_Texte étudié_
Colloques en ligne

Frédéric Briot

La Carte de Tendre, du Voyage en Mylénie de Véronique Bergen à L’Éveil de Line Papin

1Les longs romans du xviie siècle aiment à commencer abruptement, en plein cours d’une action, si bien que ces ouvertures romanesques sont le plus souvent fort énigmatiques, attisant ainsi la curiosité de la lecture. En hommage à ce siècle, nous procéderons de même : « Des lignes de chanvre monte le chant des territoires libérés. Je regagne une troublante condensation1 ». Des lignes qui ont toutes les chances d’être des liens produisent paradoxalement une liberté qui se fait chant. La condensation étant le passage physique d’un état gazeux à un état liquide, ou, plus sûrement ici, à un état solide, quelle est donc cette opération qui vient faire gagner ce « je » en densité ? C’est, en un sens, tout simple : la narratrice est ici nouée par son amante, selon des techniques japonaises, d’où l’emploi à venir du mot karada, qui signifie le corps, et, par métonymie, en cette situation, toutes les cordes qui l’entourent selon des codes bien précis :

À l’errance de mes aiguillages victimes de sabotages, Lisa remédie, tissant sur mon corps une Carte du Tendre de son cru qui doit son relief, ses couleurs davantage à Mylène qu’à Madeleine de Scudéry. Maillage serré, superposition de la géographie du Tendre à la figure classique du karada, je ne m’appelle pas Galatée, mais j’obéis au quart de tour à Lisa qui me pygmalionne2.

2La superposition est ici particulièrement riche : une technique érotique éprouvée, que l’on peut rapidement qualifier de bondage, l’univers singulier produit par les chansons de Mylène Farmer, le mythe performatif d’un roi de Chypre qui croit pouvoir sculpter au lieu d’aimer, qui croit que la pierre peut remplacer la chair, et un épisode littéraire donc mondain, ou aussi bien mondain donc littéraire, du xviie siècle français. Cette superposition crée des co-incidences, des formes d’égalité entre chacun de ces niveaux, comme si chacun pouvait épouser les autres. À la page suivante cette coïncidence se précise, et se détaille, la métonymie prend :

La chaleur de juillet empourpre ses joues, ses doigts se glissent dans mon sexe, ses lèvres dévorent les villages de ma Carte du Tendre, mordillant Billet-galant, avalant Billet-doux. Le chemin du jadis s’ouvre, la torsion que Lisa impose à mes hanches dévisse le temps. Une chanson de Mylène se diffuse en nappes diabolo menthe Eh, oh, ce matin Y’a Chloé qui s’est noyée dans l’eau du ruisseau J’ai vu ses cheveux flotter Là-bas sous les chênes On aurait dit une fontaine Quand Chloé a crié Quand sa p’tite tête a cogné3.

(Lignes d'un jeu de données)
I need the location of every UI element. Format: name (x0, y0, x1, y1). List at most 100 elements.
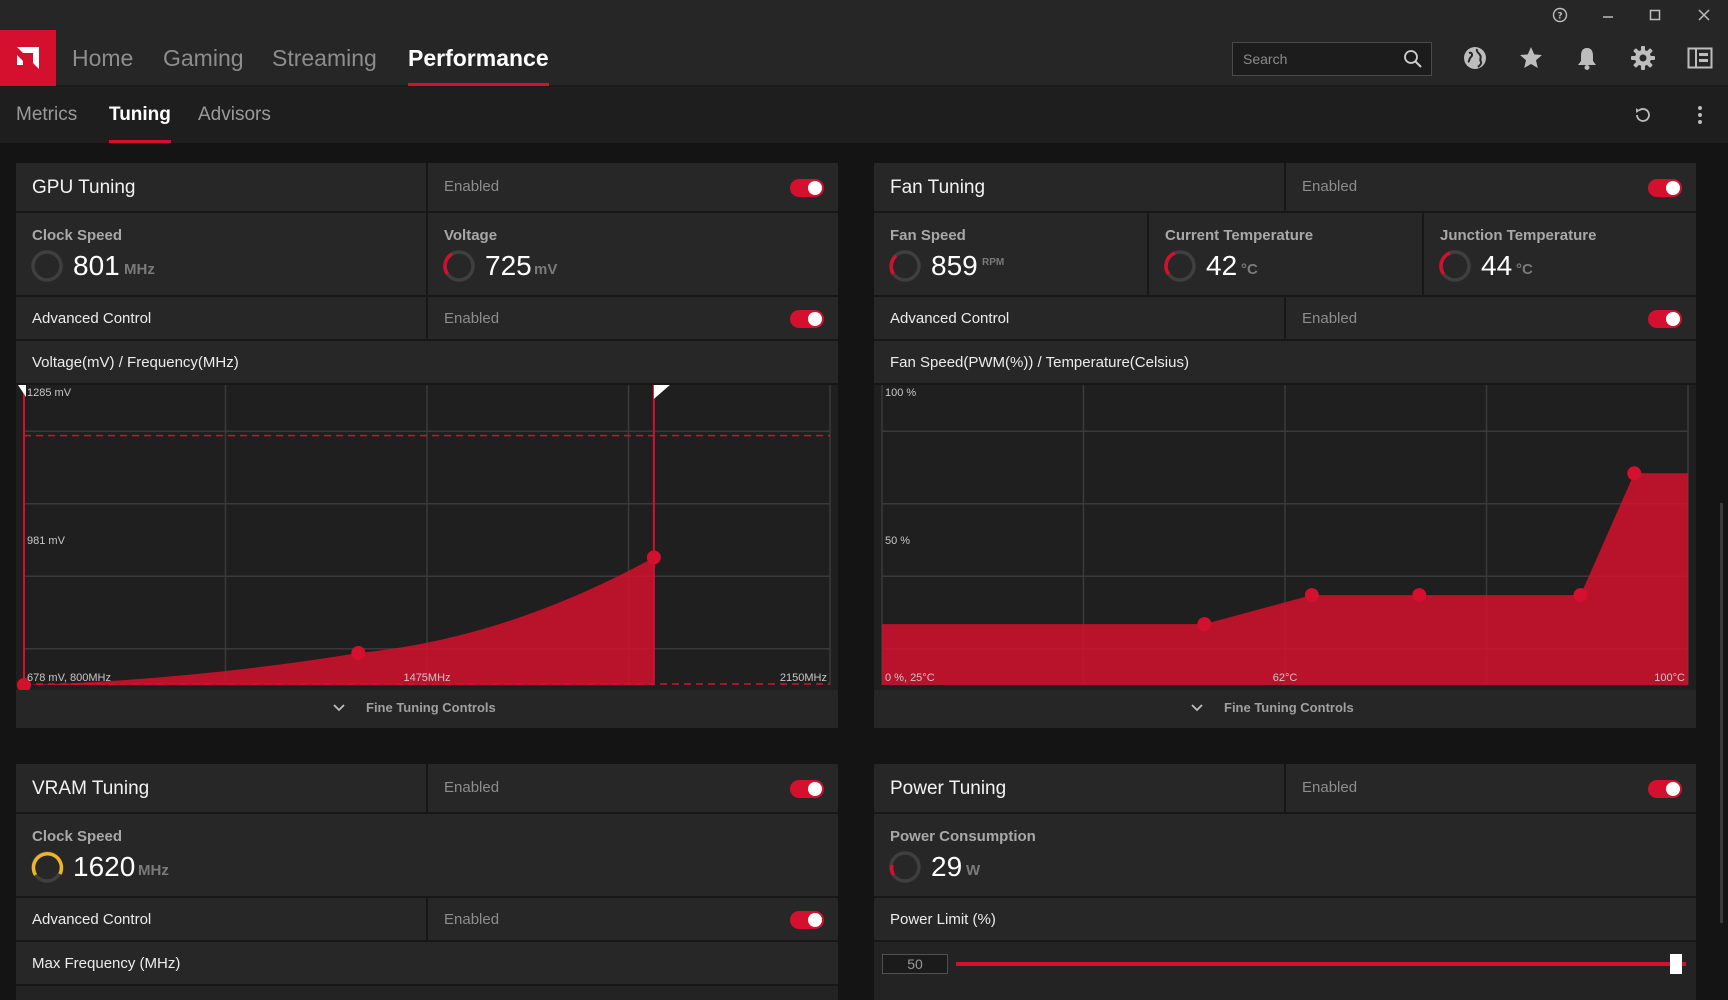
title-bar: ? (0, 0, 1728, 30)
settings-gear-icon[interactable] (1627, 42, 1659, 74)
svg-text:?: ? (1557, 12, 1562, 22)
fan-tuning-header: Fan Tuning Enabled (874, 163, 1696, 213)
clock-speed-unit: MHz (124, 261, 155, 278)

_Consigne_
Recopiez fidèlement le passage de l'étude sur la Carte de Tendre, en commençant par « À l’errance de » et en poursuivant jusqu'à « qui me pygmalionne2. ». Ne vous servez que de l'étude sur la Carte de Tendre.

_Exercice corrigé_
À l’errance de mes aiguillages victimes de sabotages, Lisa remédie, tissant sur mon corps une Carte du Tendre de son cru qui doit son relief, ses couleurs davantage à Mylène qu’à Madeleine de Scudéry. Maillage serré, superposition de la géographie du Tendre à la figure classique du karada, je ne m’appelle pas Galatée, mais j’obéis au quart de tour à Lisa qui me pygmalionne2.